--- start ---

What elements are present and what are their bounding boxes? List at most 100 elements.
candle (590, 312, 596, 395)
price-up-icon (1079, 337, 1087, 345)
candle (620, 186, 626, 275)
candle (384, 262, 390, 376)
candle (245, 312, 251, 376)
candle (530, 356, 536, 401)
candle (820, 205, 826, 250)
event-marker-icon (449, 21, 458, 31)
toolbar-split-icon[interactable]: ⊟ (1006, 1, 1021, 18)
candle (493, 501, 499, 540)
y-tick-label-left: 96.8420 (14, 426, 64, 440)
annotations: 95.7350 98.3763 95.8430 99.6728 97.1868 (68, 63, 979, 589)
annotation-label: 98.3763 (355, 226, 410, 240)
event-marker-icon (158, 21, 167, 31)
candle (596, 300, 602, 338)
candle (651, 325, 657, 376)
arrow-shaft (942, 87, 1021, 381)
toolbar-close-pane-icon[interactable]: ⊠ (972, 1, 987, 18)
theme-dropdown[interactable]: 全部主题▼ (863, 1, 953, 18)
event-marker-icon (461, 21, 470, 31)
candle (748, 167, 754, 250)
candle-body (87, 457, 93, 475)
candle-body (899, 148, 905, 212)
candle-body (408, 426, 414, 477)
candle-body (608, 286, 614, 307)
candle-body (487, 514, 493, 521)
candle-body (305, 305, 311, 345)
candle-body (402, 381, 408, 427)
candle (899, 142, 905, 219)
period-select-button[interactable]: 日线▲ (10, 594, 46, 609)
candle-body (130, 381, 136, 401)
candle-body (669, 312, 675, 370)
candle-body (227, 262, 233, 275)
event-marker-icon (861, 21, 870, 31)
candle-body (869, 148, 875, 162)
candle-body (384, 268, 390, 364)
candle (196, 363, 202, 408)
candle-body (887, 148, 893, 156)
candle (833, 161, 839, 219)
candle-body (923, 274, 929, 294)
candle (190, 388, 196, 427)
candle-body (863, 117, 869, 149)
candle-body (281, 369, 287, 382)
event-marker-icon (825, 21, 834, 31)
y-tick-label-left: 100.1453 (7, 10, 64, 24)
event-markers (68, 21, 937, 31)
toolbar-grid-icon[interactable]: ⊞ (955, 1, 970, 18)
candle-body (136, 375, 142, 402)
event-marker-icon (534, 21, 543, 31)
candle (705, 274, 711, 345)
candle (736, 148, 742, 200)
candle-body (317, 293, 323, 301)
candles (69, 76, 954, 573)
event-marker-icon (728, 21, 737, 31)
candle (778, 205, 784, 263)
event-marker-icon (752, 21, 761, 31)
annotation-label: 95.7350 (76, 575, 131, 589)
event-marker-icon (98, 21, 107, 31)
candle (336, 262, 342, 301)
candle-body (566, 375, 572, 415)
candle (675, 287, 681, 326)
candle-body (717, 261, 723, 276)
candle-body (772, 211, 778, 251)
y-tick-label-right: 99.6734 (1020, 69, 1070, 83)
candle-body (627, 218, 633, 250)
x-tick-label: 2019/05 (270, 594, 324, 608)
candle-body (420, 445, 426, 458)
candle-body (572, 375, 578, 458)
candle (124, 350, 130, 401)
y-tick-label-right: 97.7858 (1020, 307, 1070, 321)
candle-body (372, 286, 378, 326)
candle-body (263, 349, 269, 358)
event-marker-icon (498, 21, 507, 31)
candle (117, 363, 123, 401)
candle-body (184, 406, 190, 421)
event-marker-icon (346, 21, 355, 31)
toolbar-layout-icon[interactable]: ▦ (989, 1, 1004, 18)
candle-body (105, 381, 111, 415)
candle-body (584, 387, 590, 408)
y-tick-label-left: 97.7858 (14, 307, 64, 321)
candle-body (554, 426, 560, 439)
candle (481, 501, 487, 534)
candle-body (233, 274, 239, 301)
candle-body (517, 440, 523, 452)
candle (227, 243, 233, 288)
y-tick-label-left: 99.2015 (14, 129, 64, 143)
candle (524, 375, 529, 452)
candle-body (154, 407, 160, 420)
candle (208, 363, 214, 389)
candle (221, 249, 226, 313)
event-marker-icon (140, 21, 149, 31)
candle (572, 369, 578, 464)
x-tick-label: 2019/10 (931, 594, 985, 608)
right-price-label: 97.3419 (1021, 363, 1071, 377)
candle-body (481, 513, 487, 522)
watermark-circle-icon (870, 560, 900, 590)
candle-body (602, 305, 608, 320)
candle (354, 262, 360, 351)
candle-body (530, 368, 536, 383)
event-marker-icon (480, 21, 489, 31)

--- end ---

TASK INSTRUCTIONS
Copy the lines word for word, starting at the first line of the records and ending at the line that contains "event-marker-icon (449, 21, 458, 31)", with both of those lines included.

SOLUTION FOR THIS PROBLEM
What elements are present and what are their bounding boxes? List at most 100 elements.
candle (590, 312, 596, 395)
price-up-icon (1079, 337, 1087, 345)
candle (620, 186, 626, 275)
candle (384, 262, 390, 376)
candle (245, 312, 251, 376)
candle (530, 356, 536, 401)
candle (820, 205, 826, 250)
event-marker-icon (449, 21, 458, 31)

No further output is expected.